__EXERCISE PROMPT__.
Single out the lines that include the word "date". Copy them.

__INFORMATION PROVIDED__.
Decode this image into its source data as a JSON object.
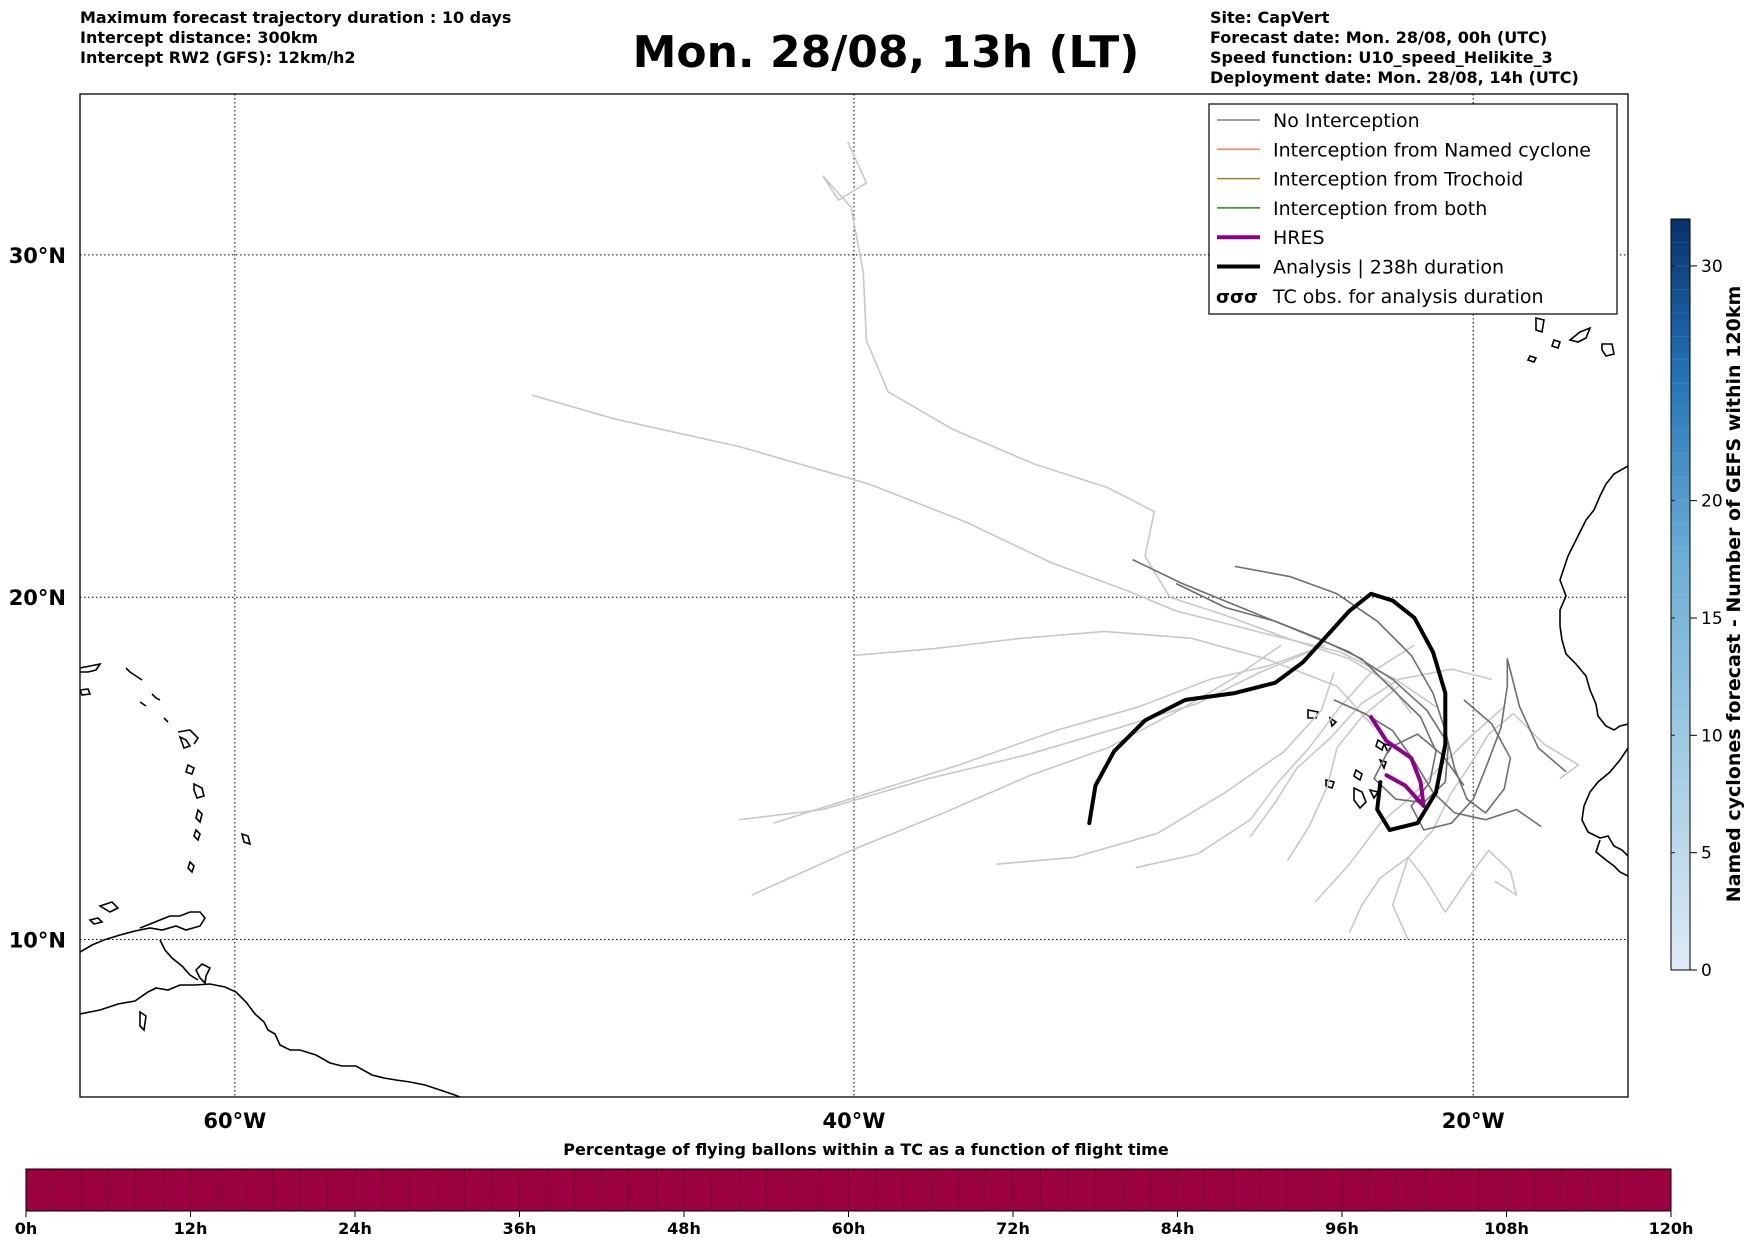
{
  "header": {
    "left_lines": [
      "Maximum forecast trajectory duration : 10 days",
      "Intercept distance: 300km",
      "Intercept RW2 (GFS):  12km/h2"
    ],
    "title": "Mon. 28/08, 13h (LT)",
    "right_lines": [
      "Site: CapVert",
      "Forecast date: Mon. 28/08, 00h (UTC)",
      "Speed function: U10_speed_Helikite_3",
      "Deployment date: Mon. 28/08, 14h (UTC)"
    ]
  },
  "map": {
    "lon_ticks": [
      "60°W",
      "40°W",
      "20°W"
    ],
    "lat_ticks": [
      "30°N",
      "20°N",
      "10°N"
    ],
    "lon_tick_values": [
      -60,
      -40,
      -20
    ],
    "lat_tick_values": [
      30,
      20,
      10
    ],
    "extent": {
      "lon": [
        -65,
        -15
      ],
      "lat": [
        5.4,
        34.7
      ]
    },
    "gridlines": "dotted"
  },
  "legend": {
    "placement": "top-right",
    "items": [
      {
        "label": "No Interception",
        "color": "#808080",
        "style": "thin"
      },
      {
        "label": "Interception from Named cyclone",
        "color": "#ff7f50",
        "style": "thin"
      },
      {
        "label": "Interception from Trochoid",
        "color": "#8b8b22",
        "style": "thin"
      },
      {
        "label": "Interception from both",
        "color": "#228b22",
        "style": "thin"
      },
      {
        "label": "HRES",
        "color": "#8b008b",
        "style": "thick"
      },
      {
        "label": "Analysis | 238h duration",
        "color": "#000000",
        "style": "thick"
      },
      {
        "label": "TC obs. for analysis duration",
        "color": "#000000",
        "style": "symbol",
        "symbol_text": "σσσ"
      }
    ]
  },
  "colorbar_right": {
    "label": "Named cyclones forecast - Number of GEFS within 120km",
    "ticks": [
      "0",
      "5",
      "10",
      "15",
      "20",
      "30"
    ],
    "tick_values": [
      0,
      5,
      10,
      15,
      20,
      30
    ],
    "max": 32,
    "colormap": "Blues"
  },
  "colorbar_bottom": {
    "title": "Percentage of flying ballons within a TC as a function of flight time",
    "ticks": [
      "0h",
      "12h",
      "24h",
      "36h",
      "48h",
      "60h",
      "72h",
      "84h",
      "96h",
      "108h",
      "120h"
    ],
    "tick_values": [
      0,
      12,
      24,
      36,
      48,
      60,
      72,
      84,
      96,
      108,
      120
    ],
    "fill_color": "#9b0040"
  },
  "chart_data": {
    "type": "line",
    "x_axis": "longitude",
    "y_axis": "latitude",
    "series": [
      {
        "name": "HRES",
        "color": "#8b008b",
        "points": [
          [
            -23.3,
            16.5
          ],
          [
            -22.8,
            15.8
          ],
          [
            -22.0,
            15.3
          ],
          [
            -21.7,
            14.6
          ],
          [
            -21.6,
            13.9
          ],
          [
            -22.2,
            14.5
          ],
          [
            -22.8,
            14.8
          ]
        ]
      },
      {
        "name": "Analysis | 238h duration",
        "color": "#000000",
        "points": [
          [
            -32.4,
            13.4
          ],
          [
            -32.2,
            14.5
          ],
          [
            -31.6,
            15.5
          ],
          [
            -30.6,
            16.4
          ],
          [
            -29.3,
            17.0
          ],
          [
            -27.7,
            17.2
          ],
          [
            -26.4,
            17.5
          ],
          [
            -25.5,
            18.1
          ],
          [
            -24.8,
            18.8
          ],
          [
            -24.0,
            19.6
          ],
          [
            -23.3,
            20.1
          ],
          [
            -22.6,
            19.9
          ],
          [
            -21.9,
            19.4
          ],
          [
            -21.3,
            18.4
          ],
          [
            -20.9,
            17.2
          ],
          [
            -20.9,
            15.7
          ],
          [
            -21.2,
            14.3
          ],
          [
            -21.8,
            13.4
          ],
          [
            -22.7,
            13.2
          ],
          [
            -23.1,
            13.8
          ],
          [
            -23.0,
            14.6
          ]
        ]
      }
    ],
    "ensemble_no_interception": [
      {
        "color": "#c8c8c8",
        "points": [
          [
            -40.2,
            33.3
          ],
          [
            -39.6,
            32.1
          ],
          [
            -40.5,
            31.6
          ],
          [
            -41.0,
            32.3
          ],
          [
            -40.1,
            31.4
          ],
          [
            -39.7,
            29.5
          ],
          [
            -39.6,
            27.5
          ],
          [
            -38.9,
            26.0
          ],
          [
            -36.8,
            24.9
          ],
          [
            -34.2,
            23.9
          ],
          [
            -31.8,
            23.2
          ],
          [
            -30.3,
            22.5
          ],
          [
            -30.6,
            21.2
          ],
          [
            -29.8,
            20.0
          ],
          [
            -28.1,
            19.5
          ],
          [
            -26.0,
            18.8
          ],
          [
            -24.0,
            18.2
          ],
          [
            -22.7,
            17.5
          ],
          [
            -22.0,
            16.6
          ]
        ]
      },
      {
        "color": "#c8c8c8",
        "points": [
          [
            -50.4,
            25.9
          ],
          [
            -47.7,
            25.2
          ],
          [
            -43.7,
            24.4
          ],
          [
            -39.5,
            23.3
          ],
          [
            -36.4,
            22.2
          ],
          [
            -33.6,
            21.0
          ],
          [
            -31.2,
            20.2
          ],
          [
            -29.6,
            19.6
          ],
          [
            -27.0,
            19.0
          ],
          [
            -24.3,
            18.4
          ],
          [
            -22.5,
            17.6
          ],
          [
            -21.2,
            16.8
          ]
        ]
      },
      {
        "color": "#c8c8c8",
        "points": [
          [
            -40.0,
            18.3
          ],
          [
            -37.4,
            18.5
          ],
          [
            -34.6,
            18.8
          ],
          [
            -31.9,
            19.0
          ],
          [
            -29.1,
            18.8
          ],
          [
            -26.7,
            18.2
          ],
          [
            -24.4,
            17.4
          ],
          [
            -23.2,
            16.2
          ]
        ]
      },
      {
        "color": "#c8c8c8",
        "points": [
          [
            -43.7,
            13.5
          ],
          [
            -41.0,
            13.8
          ],
          [
            -37.6,
            14.7
          ],
          [
            -34.4,
            15.4
          ],
          [
            -31.4,
            16.2
          ],
          [
            -28.9,
            16.9
          ],
          [
            -26.9,
            17.8
          ],
          [
            -25.3,
            18.4
          ]
        ]
      },
      {
        "color": "#c8c8c8",
        "points": [
          [
            -42.6,
            13.4
          ],
          [
            -39.8,
            14.2
          ],
          [
            -36.6,
            15.1
          ],
          [
            -33.5,
            16.1
          ],
          [
            -30.8,
            16.8
          ],
          [
            -28.5,
            17.6
          ],
          [
            -26.6,
            18.0
          ],
          [
            -24.8,
            18.6
          ]
        ]
      },
      {
        "color": "#c8c8c8",
        "points": [
          [
            -43.3,
            11.3
          ],
          [
            -40.1,
            12.6
          ],
          [
            -37.1,
            13.7
          ],
          [
            -34.3,
            14.8
          ],
          [
            -31.8,
            15.6
          ],
          [
            -29.5,
            16.7
          ],
          [
            -27.8,
            17.6
          ],
          [
            -26.2,
            18.6
          ]
        ]
      },
      {
        "color": "#c8c8c8",
        "points": [
          [
            -35.4,
            12.2
          ],
          [
            -32.9,
            12.4
          ],
          [
            -30.2,
            13.1
          ],
          [
            -28.0,
            14.3
          ],
          [
            -26.1,
            15.5
          ],
          [
            -24.9,
            16.7
          ],
          [
            -24.5,
            17.8
          ]
        ]
      },
      {
        "color": "#c8c8c8",
        "points": [
          [
            -30.9,
            12.1
          ],
          [
            -28.9,
            12.5
          ],
          [
            -27.2,
            13.5
          ],
          [
            -26.3,
            14.6
          ],
          [
            -25.3,
            15.6
          ],
          [
            -24.3,
            16.8
          ],
          [
            -23.3,
            17.8
          ],
          [
            -21.9,
            18.6
          ]
        ]
      },
      {
        "color": "#c8c8c8",
        "points": [
          [
            -25.1,
            11.1
          ],
          [
            -24.0,
            12.2
          ],
          [
            -23.0,
            13.4
          ],
          [
            -22.1,
            14.1
          ],
          [
            -21.0,
            15.1
          ],
          [
            -20.0,
            16.0
          ],
          [
            -19.0,
            16.8
          ]
        ]
      },
      {
        "color": "#c8c8c8",
        "points": [
          [
            -24.0,
            10.2
          ],
          [
            -23.6,
            11.0
          ],
          [
            -23.0,
            11.8
          ],
          [
            -22.1,
            12.4
          ],
          [
            -21.5,
            11.7
          ],
          [
            -20.9,
            10.8
          ],
          [
            -20.0,
            12.0
          ],
          [
            -19.5,
            12.6
          ],
          [
            -18.8,
            12.0
          ],
          [
            -18.6,
            11.3
          ],
          [
            -19.3,
            11.7
          ]
        ]
      },
      {
        "color": "#c8c8c8",
        "points": [
          [
            -22.1,
            10.0
          ],
          [
            -22.6,
            11.0
          ],
          [
            -22.1,
            12.4
          ],
          [
            -21.3,
            13.2
          ],
          [
            -20.7,
            14.3
          ],
          [
            -20.1,
            15.1
          ],
          [
            -19.5,
            16.0
          ],
          [
            -18.7,
            16.6
          ],
          [
            -17.7,
            15.7
          ],
          [
            -16.6,
            15.1
          ],
          [
            -17.2,
            14.7
          ]
        ]
      },
      {
        "color": "#c8c8c8",
        "points": [
          [
            -27.2,
            13.0
          ],
          [
            -26.4,
            14.0
          ],
          [
            -25.7,
            15.0
          ],
          [
            -24.6,
            15.9
          ],
          [
            -23.6,
            16.9
          ],
          [
            -22.4,
            17.6
          ],
          [
            -20.7,
            17.9
          ],
          [
            -19.4,
            17.6
          ]
        ]
      },
      {
        "color": "#c8c8c8",
        "points": [
          [
            -26.0,
            12.3
          ],
          [
            -25.3,
            13.3
          ],
          [
            -24.7,
            14.5
          ],
          [
            -24.4,
            15.6
          ],
          [
            -23.6,
            16.5
          ],
          [
            -22.4,
            17.4
          ]
        ]
      }
    ],
    "ensemble_no_interception_dark": [
      {
        "color": "#6e6e6e",
        "points": [
          [
            -31.0,
            21.1
          ],
          [
            -29.4,
            20.4
          ],
          [
            -27.5,
            19.7
          ],
          [
            -25.6,
            19.0
          ],
          [
            -24.0,
            18.4
          ],
          [
            -22.6,
            17.6
          ],
          [
            -21.5,
            16.7
          ],
          [
            -20.8,
            15.7
          ],
          [
            -20.9,
            14.6
          ],
          [
            -21.6,
            14.0
          ],
          [
            -22.5,
            14.1
          ],
          [
            -23.2,
            14.7
          ],
          [
            -22.7,
            15.6
          ],
          [
            -21.8,
            16.0
          ],
          [
            -21.0,
            15.4
          ],
          [
            -20.3,
            14.5
          ]
        ]
      },
      {
        "color": "#6e6e6e",
        "points": [
          [
            -27.7,
            20.9
          ],
          [
            -25.9,
            20.6
          ],
          [
            -24.4,
            20.1
          ],
          [
            -23.1,
            19.3
          ],
          [
            -22.0,
            18.3
          ],
          [
            -21.3,
            17.2
          ],
          [
            -20.9,
            16.1
          ],
          [
            -20.6,
            15.0
          ],
          [
            -20.2,
            14.1
          ],
          [
            -19.6,
            13.7
          ],
          [
            -19.0,
            14.4
          ],
          [
            -18.8,
            15.3
          ],
          [
            -19.4,
            16.3
          ],
          [
            -20.3,
            17.0
          ]
        ]
      },
      {
        "color": "#6e6e6e",
        "points": [
          [
            -29.6,
            20.4
          ],
          [
            -28.0,
            19.7
          ],
          [
            -26.4,
            19.3
          ],
          [
            -25.0,
            18.8
          ],
          [
            -23.6,
            18.2
          ],
          [
            -22.6,
            17.3
          ],
          [
            -21.7,
            16.5
          ],
          [
            -21.2,
            15.5
          ],
          [
            -21.4,
            14.6
          ],
          [
            -22.0,
            13.9
          ],
          [
            -21.6,
            13.2
          ],
          [
            -20.7,
            13.4
          ],
          [
            -20.0,
            14.1
          ],
          [
            -19.6,
            15.0
          ],
          [
            -19.1,
            16.2
          ],
          [
            -18.9,
            17.4
          ],
          [
            -18.9,
            18.2
          ],
          [
            -18.5,
            16.8
          ],
          [
            -17.9,
            15.6
          ],
          [
            -17.0,
            14.9
          ]
        ]
      },
      {
        "color": "#6e6e6e",
        "points": [
          [
            -24.5,
            17.0
          ],
          [
            -23.5,
            16.6
          ],
          [
            -22.6,
            16.1
          ],
          [
            -21.9,
            15.2
          ],
          [
            -21.3,
            14.3
          ],
          [
            -20.6,
            13.7
          ],
          [
            -19.6,
            13.5
          ],
          [
            -18.6,
            13.8
          ],
          [
            -17.8,
            13.3
          ]
        ]
      }
    ],
    "axis_ranges": {
      "lon": [
        -65,
        -15
      ],
      "lat": [
        5.4,
        34.7
      ]
    },
    "grid": true
  }
}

__IN RESPONSE__.
      "Forecast date: Mon. 28/08, 00h (UTC)",
      "Deployment date: Mon. 28/08, 14h (UTC)"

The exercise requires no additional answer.